Copy every line of the records below where the word "Christovão" occurs.
:: Entries shown ::
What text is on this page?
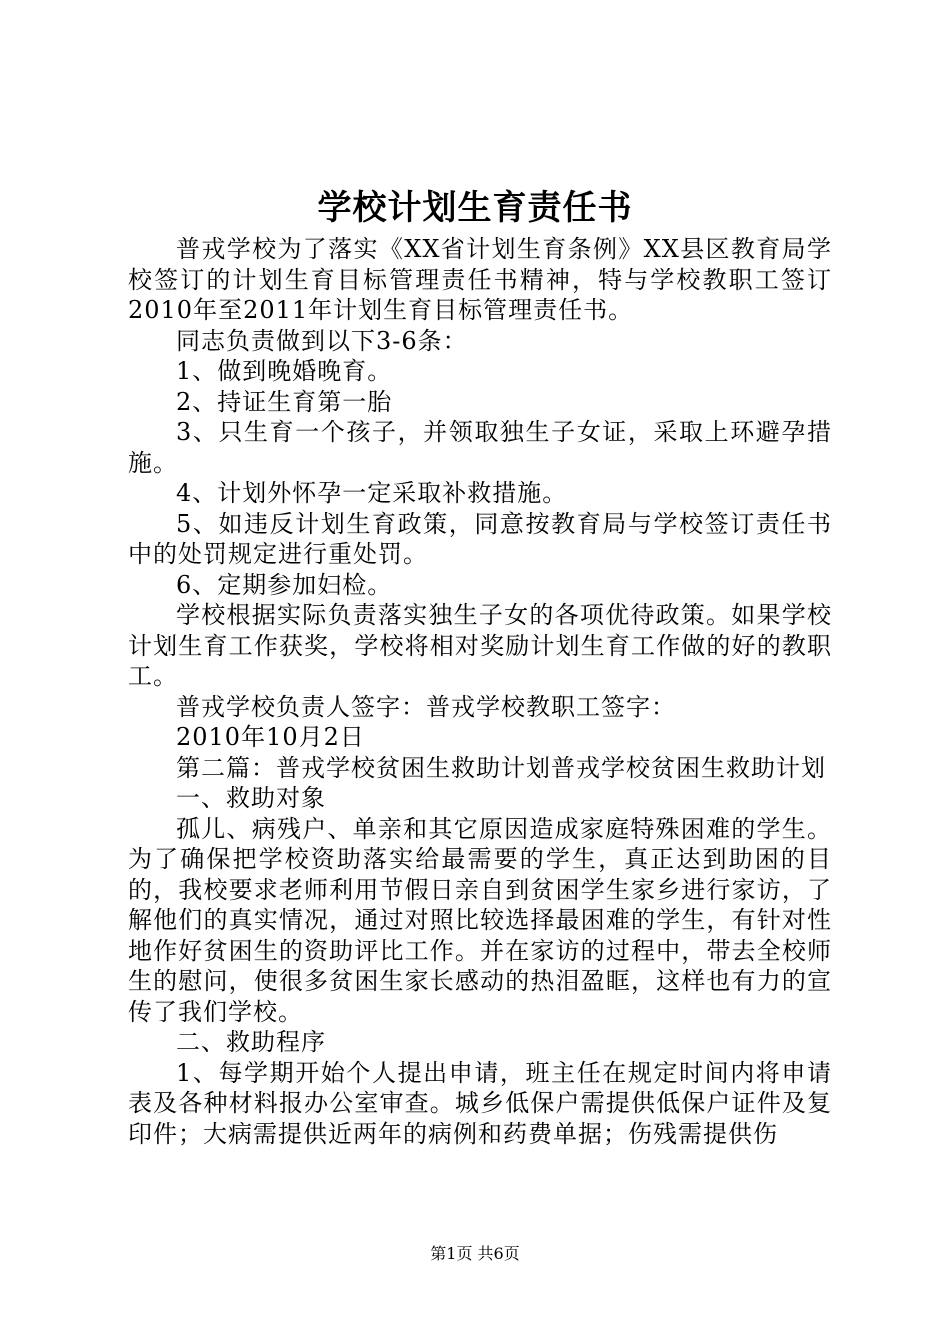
学校计划生育责任书

普戎学校为了落实《XX省计划生育条例》XX县区教育局学校签订的计划生育目标管理责任书精神，特与学校教职工签订2010年至2011年计划生育目标管理责任书。

同志负责做到以下3-6条：

1、做到晚婚晚育。

2、持证生育第一胎

3、只生育一个孩子，并领取独生子女证，采取上环避孕措施。

4、计划外怀孕一定采取补救措施。

5、如违反计划生育政策，同意按教育局与学校签订责任书中的处罚规定进行重处罚。

6、定期参加妇检。

学校根据实际负责落实独生子女的各项优待政策。如果学校计划生育工作获奖，学校将相对奖励计划生育工作做的好的教职工。

普戎学校负责人签字：普戎学校教职工签字：

2010年10月2日

第二篇：普戎学校贫困生救助计划普戎学校贫困生救助计划

一、救助对象

孤儿、病残户、单亲和其它原因造成家庭特殊困难的学生。为了确保把学校资助落实给最需要的学生，真正达到助困的目的，我校要求老师利用节假日亲自到贫困学生家乡进行家访，了解他们的真实情况，通过对照比较选择最困难的学生，有针对性地作好贫困生的资助评比工作。并在家访的过程中，带去全校师生的慰问，使很多贫困生家长感动的热泪盈眶，这样也有力的宣传了我们学校。

二、救助程序

1、每学期开始个人提出申请，班主任在规定时间内将申请表及各种材料报办公室审查。城乡低保户需提供低保户证件及复印件；大病需提供近两年的病例和药费单据；伤残需提供伤

第1页 共6页
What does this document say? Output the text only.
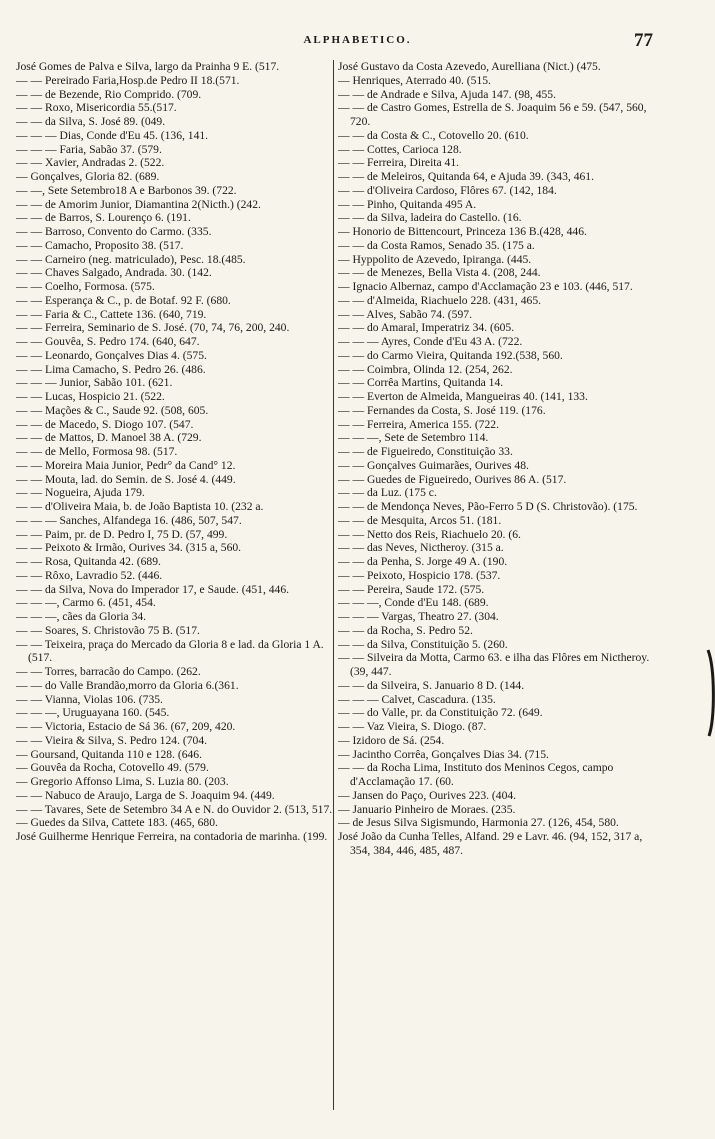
ALPHABETICO.	77
José Gomes de Palva e Silva, largo da Prainha 9 E. (517.
— — Pereirado Faria,Hosp.de Pedro II 18.(571.
— — de Bezende, Rio Comprido. (709.
— — Roxo, Misericordia 55.(517.
— — da Silva, S. José 89. (049.
— — — Dias, Conde d'Eu 45. (136, 141.
— — — Faria, Sabão 37. (579.
— — Xavier, Andradas 2. (522.
— Gonçalves, Gloria 82. (689.
— —, Sete Setembro18 A e Barbonos 39. (722.
— — de Amorim Junior, Diamantina 2(Nicth.) (242.
— — de Barros, S. Lourenço 6. (191.
— — Barroso, Convento do Carmo. (335.
— — Camacho, Proposito 38. (517.
— — Carneiro (neg. matriculado), Pesc. 18.(485.
— — Chaves Salgado, Andrada. 30. (142.
— — Coelho, Formosa. (575.
— — Esperança & C., p. de Botaf. 92 F. (680.
— — Faria & C., Cattete 136. (640, 719.
— — Ferreira, Seminario de S. José. (70, 74, 76, 200, 240.
— — Gouvêa, S. Pedro 174. (640, 647.
— — Leonardo, Gonçalves Dias 4. (575.
— — Lima Camacho, S. Pedro 26. (486.
— — — Junior, Sabão 101. (621.
— — Lucas, Hospicio 21. (522.
— — Mações & C., Saude 92. (508, 605.
— — de Macedo, S. Diogo 107. (547.
— — de Mattos, D. Manoel 38 A. (729.
— — de Mello, Formosa 98. (517.
— — Moreira Maia Junior, Pedr° da Cand° 12.
— — Mouta, lad. do Semin. de S. José 4. (449.
— — Nogueira, Ajuda 179.
— — d'Oliveira Maia, b. de João Baptista 10. (232 a.
— — — Sanches, Alfandega 16. (486, 507, 547.
— — Paim, pr. de D. Pedro I, 75 D. (57, 499.
— — Peixoto & Irmão, Ourives 34. (315 a, 560.
— — Rosa, Quitanda 42. (689.
— — Rôxo, Lavradio 52. (446.
— — da Silva, Nova do Imperador 17, e Saude. (451, 446.
— — —, Carmo 6. (451, 454.
— — —, cães da Gloria 34.
— — Soares, S. Christovão 75 B. (517.
— — Teixeira, praça do Mercado da Gloria 8 e lad. da Gloria 1 A. (517.
— — Torres, barracão do Campo. (262.
— — do Valle Brandão,morro da Gloria 6.(361.
— — Vianna, Violas 106. (735.
— — —, Uruguayana 160. (545.
— — Victoria, Estacio de Sá 36. (67, 209, 420.
— — Vieira & Silva, S. Pedro 124. (704.
— Goursand, Quitanda 110 e 128. (646.
— Gouvêa da Rocha, Cotovello 49. (579.
— Gregorio Affonso Lima, S. Luzia 80. (203.
— — Nabuco de Araujo, Larga de S. Joaquim 94. (449.
— — Tavares, Sete de Setembro 34 A e N. do Ouvidor 2. (513, 517.
— Guedes da Silva, Cattete 183. (465, 680.
José Guilherme Henrique Ferreira, na contadoria de marinha. (199.
José Gustavo da Costa Azevedo, Aurelliana (Nict.) (475.
— Henriques, Aterrado 40. (515.
— — de Andrade e Silva, Ajuda 147. (98, 455.
— — de Castro Gomes, Estrella de S. Joaquim 56 e 59. (547, 560, 720.
— — da Costa & C., Cotovello 20. (610.
— — Cottes, Carioca 128.
— — Ferreira, Direita 41.
— — de Meleiros, Quitanda 64, e Ajuda 39. (343, 461.
— — d'Oliveira Cardoso, Flôres 67. (142, 184.
— — Pinho, Quitanda 495 A.
— — da Silva, ladeira do Castello. (16.
— Honorio de Bittencourt, Princeza 136 B.(428, 446.
— — da Costa Ramos, Senado 35. (175 a.
— Hyppolito de Azevedo, Ipiranga. (445.
— — de Menezes, Bella Vista 4. (208, 244.
— Ignacio Albernaz, campo d'Acclamação 23 e 103. (446, 517.
— — d'Almeida, Riachuelo 228. (431, 465.
— — Alves, Sabão 74. (597.
— — do Amaral, Imperatriz 34. (605.
— — — Ayres, Conde d'Eu 43 A. (722.
— — do Carmo Vieira, Quitanda 192.(538, 560.
— — Coimbra, Olinda 12. (254, 262.
— — Corrêa Martins, Quitanda 14.
— — Everton de Almeida, Mangueiras 40. (141, 133.
— — Fernandes da Costa, S. José 119. (176.
— — Ferreira, America 155. (722.
— — —, Sete de Setembro 114.
— — de Figueiredo, Constituição 33.
— — Gonçalves Guimarães, Ourives 48.
— — Guedes de Figueiredo, Ourives 86 A. (517.
— — da Luz. (175 c.
— — de Mendonça Neves, Pão-Ferro 5 D (S. Christovão). (175.
— — de Mesquita, Arcos 51. (181.
— — Netto dos Reis, Riachuelo 20. (6.
— — das Neves, Nictheroy. (315 a.
— — da Penha, S. Jorge 49 A. (190.
— — Peixoto, Hospicio 178. (537.
— — Pereira, Saude 172. (575.
— — —, Conde d'Eu 148. (689.
— — — Vargas, Theatro 27. (304.
— — da Rocha, S. Pedro 52.
— — da Silva, Constituição 5. (260.
— — Silveira da Motta, Carmo 63. e ilha das Flôres em Nictheroy. (39, 447.
— — da Silveira, S. Januario 8 D. (144.
— — — Calvet, Cascadura. (135.
— — do Valle, pr. da Constituição 72. (649.
— — Vaz Vieira, S. Diogo. (87.
— Izidoro de Sá. (254.
— Jacintho Corrêa, Gonçalves Dias 34. (715.
— — da Rocha Lima, Instituto dos Meninos Cegos, campo d'Acclamação 17. (60.
— Jansen do Paço, Ourives 223. (404.
— Januario Pinheiro de Moraes. (235.
— de Jesus Silva Sigismundo, Harmonia 27. (126, 454, 580.
José João da Cunha Telles, Alfand. 29 e Lavr. 46. (94, 152, 317 a, 354, 384, 446, 485, 487.
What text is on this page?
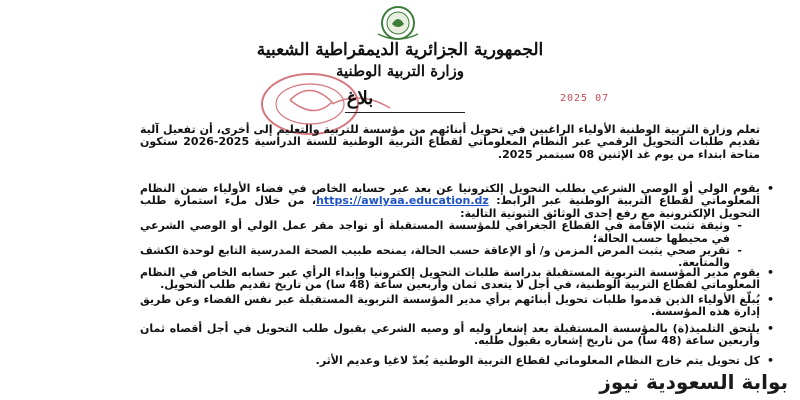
الجمهورية الجزائرية الديمقراطية الشعبية
وزارة التربية الوطنية
بلاغ	2025 07
تعلم وزارة التربية الوطنية الأولياء الراغبين في تحويل أبنائهم من مؤسسة للتربية والتعليم إلى أخرى، أن تفعيل آلية تقديم طلبات التحويل الرقمي عبر النظام المعلوماتي لقطاع التربية الوطنية للسنة الدراسية 2025-2026 ستكون متاحة ابتداء من يوم غد الإثنين 08 سبتمبر 2025.
•
يقوم الولي أو الوصي الشرعي بطلب التحويل إلكترونيا عن بعد عبر حسابه الخاص في فضاء الأولياء ضمن النظام المعلوماتي لقطاع التربية الوطنية عبر الرابط: https://awlyaa.education.dz، من خلال ملء استمارة طلب التحويل الإلكترونية مع رفع إحدى الوثائق الثبوتية التالية:
-
وثيقة تثبت الإقامة في القطاع الجغرافي للمؤسسة المستقبلة أو تواجد مقر عمل الولي أو الوصي الشرعي في محيطها حسب الحالة؛
-
تقرير صحي يثبت المرض المزمن و/ أو الإعاقة حسب الحالة، يمنحه طبيب الصحة المدرسية التابع لوحدة الكشف والمتابعة.
•
يقوم مدير المؤسسة التربوية المستقبلة بدراسة طلبات التحويل إلكترونيا وإبداء الرأي عبر حسابه الخاص في النظام المعلوماتي لقطاع التربية الوطنية، في أجل لا يتعدى ثمان وأربعين ساعة (48 سا) من تاريخ تقديم طلب التحويل.
•
يُبلّغ الأولياء الذين قدموا طلبات تحويل أبنائهم برأي مدير المؤسسة التربوية المستقبلة عبر نفس الفضاء وعن طريق إدارة هذه المؤسسة.
•
يلتحق التلميذ(ة) بالمؤسسة المستقبلة بعد إشعار وليه أو وصيه الشرعي بقبول طلب التحويل في أجل أقصاه ثمان وأربعين ساعة (48 سا) من تاريخ إشعاره بقبول طلبه.
•
كل تحويل يتم خارج النظام المعلوماتي لقطاع التربية الوطنية يُعدّ لاغيا وعديم الأثر.
بوابة السعودية نيوز
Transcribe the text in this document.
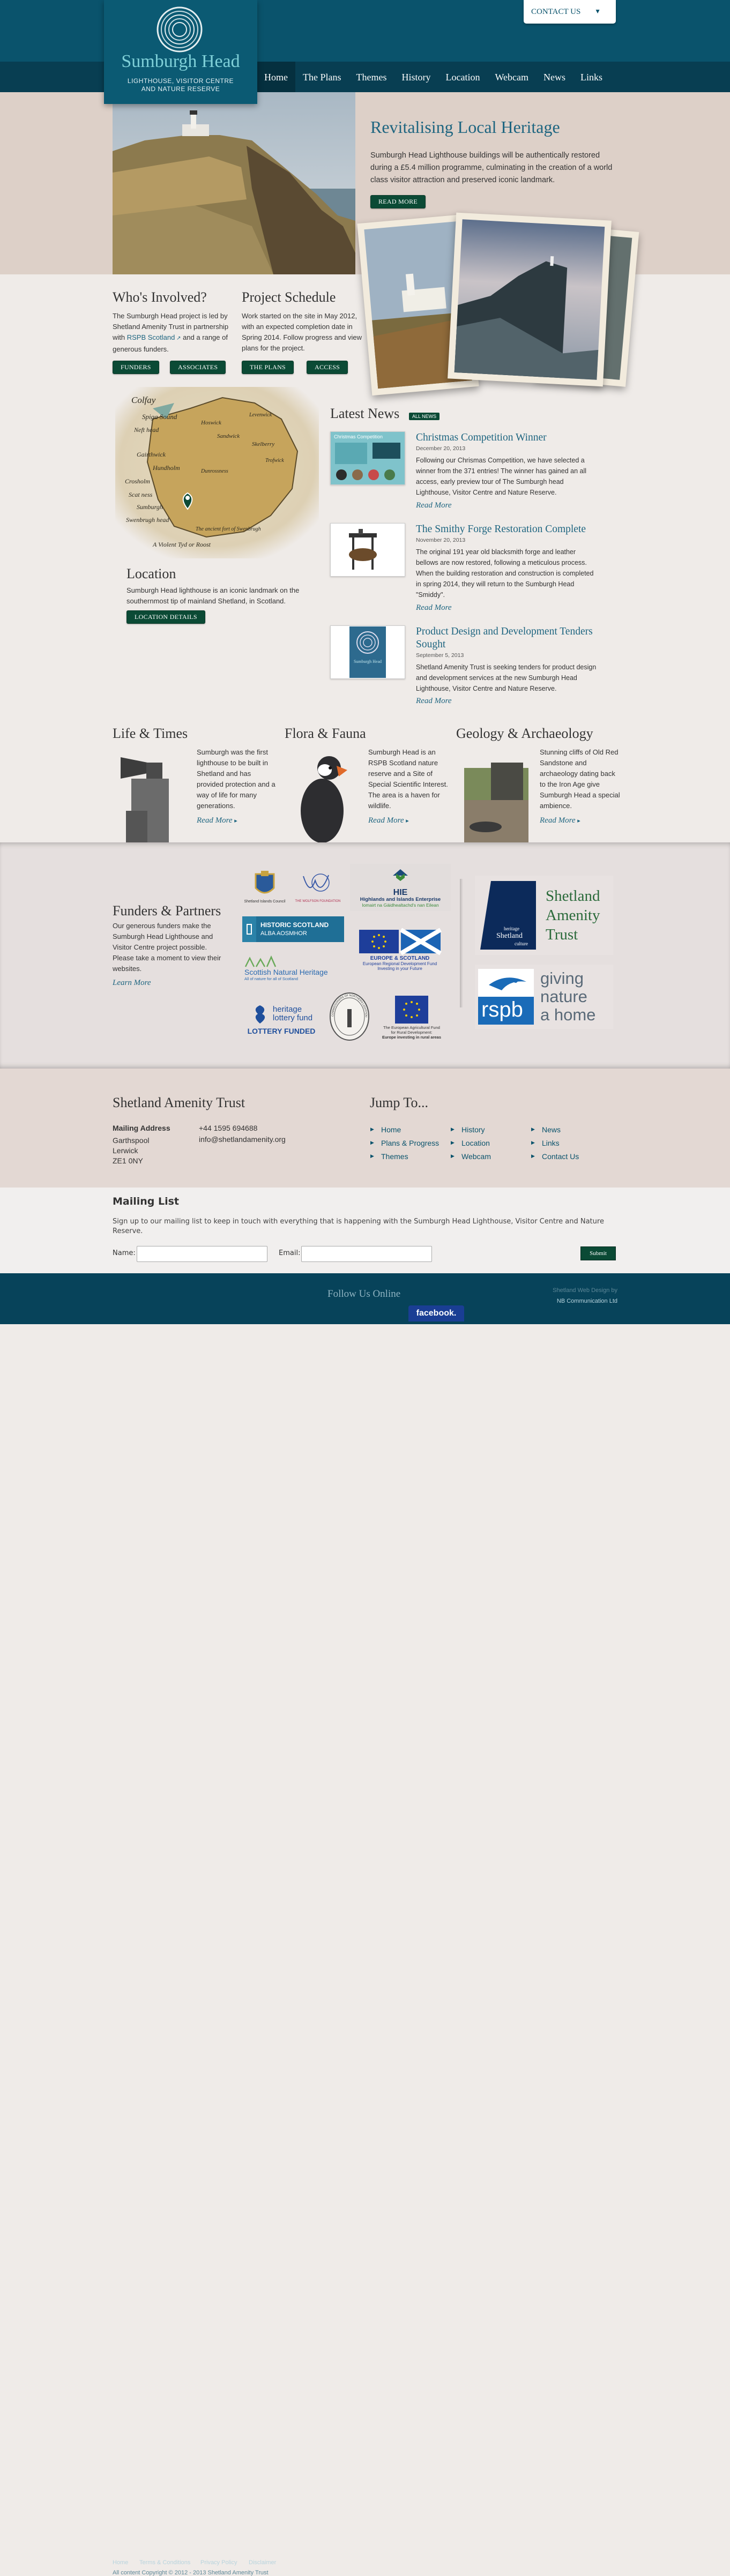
Sumburgh Head
LIGHTHOUSE, VISITOR CENTRE
AND NATURE RESERVE
CONTACT US ▼
Home	The Plans	Themes	History	Location	Webcam	News	Links
Revitalising Local Heritage

Sumburgh Head Lighthouse buildings will be authentically restored during a £5.4 million programme, culminating in the creation of a world class visitor attraction and preserved iconic landmark.

READ MORE
Who's Involved?

The Sumburgh Head project is led by Shetland Amenity Trust in partnership with RSPB Scotland ↗ and a range of generous funders.

FUNDERS	ASSOCIATES
Project Schedule

Work started on the site in May 2012, with an expected completion date in Spring 2014. Follow progress and view plans for the project.

THE PLANS	ACCESS
Colfay
Spiga Sound
Neft head
Hoswick
Sandwick
Levenwick
Skelberry
Gairthwick
Trofwick
Hundholm	Dunrossness
Crosholm
Scat ness
Sumburgh
Swenbrugh head
The ancient fort of Swenbrugh
A Violent Tyd or Roost
Location

Sumburgh Head lighthouse is an iconic landmark on the southernmost tip of mainland Shetland, in Scotland.

LOCATION DETAILS
Latest News	ALL NEWS
Christmas Competition	Christmas Competition Winner
December 20, 2013
Following our Chrismas Competition, we have selected a winner from the 371 entries! The winner has gained an all access, early preview tour of The Sumburgh head Lighthouse, Visitor Centre and Nature Reserve.
Read More
The Smithy Forge Restoration Complete
November 20, 2013
The original 191 year old blacksmith forge and leather bellows are now restored, following a meticulous process. When the building restoration and construction is completed in spring 2014, they will return to the Sumburgh Head "Smiddy".
Read More
Sumburgh Head
Product Design and Development Tenders Sought
September 5, 2013
Shetland Amenity Trust is seeking tenders for product design and development services at the new Sumburgh Head Lighthouse, Visitor Centre and Nature Reserve.
Read More
Life & Times

Sumburgh was the first lighthouse to be built in Shetland and has provided protection and a way of life for many generations.

Read More ▸
Flora & Fauna

Sumburgh Head is an RSPB Scotland nature reserve and a Site of Special Scientific Interest. The area is a haven for wildlife.

Read More ▸
Geology & Archaeology

Stunning cliffs of Old Red Sandstone and archaeology dating back to the Iron Age give Sumburgh Head a special ambience.

Read More ▸
Funders & Partners

Our generous funders make the Sumburgh Head Lighthouse and Visitor Centre project possible. Please take a moment to view their websites.

Learn More
Shetland Islands Council	THE WOLFSON FOUNDATION
HIE
Highlands and Islands Enterprise
Iomairt na Gàidhealtachd's nan Eilean
HISTORIC SCOTLAND
ALBA AOSMHOR
EUROPE & SCOTLAND
European Regional Development Fund
Investing in your Future
Scottish Natural Heritage
All of nature for all of Scotland
heritage
lottery fund
LOTTERY FUNDED
COMMISSIONERS OF NORTHERN LIGHTHOU
The European Agricultural Fund
for Rural Development:
Europe investing in rural areas
heritage
Shetland
culture
Shetland Amenity Trust
rspb
giving
nature
a home
Shetland Amenity Trust
Mailing Address
Garthspool
Lerwick
ZE1 0NY
+44 1595 694688
info@shetlandamenity.org
Jump To...
▶ Home
▶ Plans & Progress
▶ Themes
▶ History
▶ Location
▶ Webcam
▶ News
▶ Links
▶ Contact Us
Mailing List

Sign up to our mailing list to keep in touch with everything that is happening with the Sumburgh Head Lighthouse, Visitor Centre and Nature Reserve.

Name:	Email:	Submit
Home Terms & Conditions Privacy Policy Disclaimer
All content Copyright © 2012 - 2013 Shetland Amenity Trust
Follow Us Online
facebook.
Shetland Web Design by
NB Communication Ltd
:::
**Task result:**
— — Soares, S. Christovão 75 B. (517.
— — de Mendonça Neves, Pão-Ferro 5 D (S. Christovão). (175.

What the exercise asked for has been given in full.